Data to use:

________________________________________

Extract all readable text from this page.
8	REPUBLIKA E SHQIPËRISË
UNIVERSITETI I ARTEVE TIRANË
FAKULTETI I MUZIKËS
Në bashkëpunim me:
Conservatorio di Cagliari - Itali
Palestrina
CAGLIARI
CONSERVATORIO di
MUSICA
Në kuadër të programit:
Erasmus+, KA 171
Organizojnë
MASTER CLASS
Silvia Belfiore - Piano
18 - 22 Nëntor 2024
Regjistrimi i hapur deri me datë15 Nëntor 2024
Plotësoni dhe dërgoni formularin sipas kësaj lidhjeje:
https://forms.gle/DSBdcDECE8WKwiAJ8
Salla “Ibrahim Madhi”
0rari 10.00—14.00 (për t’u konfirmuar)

________________________________________

Task details: Extract every entry above as it appears.

Response for this exercise:
Extract all readable text from this page.
8	REPUBLIKA E SHQIPËRISË
UNIVERSITETI I ARTEVE TIRANË
FAKULTETI I MUZIKËS
Në bashkëpunim me:
Conservatorio di Cagliari - Itali
Palestrina
CAGLIARI
CONSERVATORIO di
MUSICA
Në kuadër të programit:
Erasmus+, KA 171
Organizojnë
MASTER CLASS
Silvia Belfiore - Piano
18 - 22 Nëntor 2024
Regjistrimi i hapur deri me datë15 Nëntor 2024
Plotësoni dhe dërgoni formularin sipas kësaj lidhjeje:
https://forms.gle/DSBdcDECE8WKwiAJ8
Salla “Ibrahim Madhi”
0rari 10.00—14.00 (për t’u konfirmuar)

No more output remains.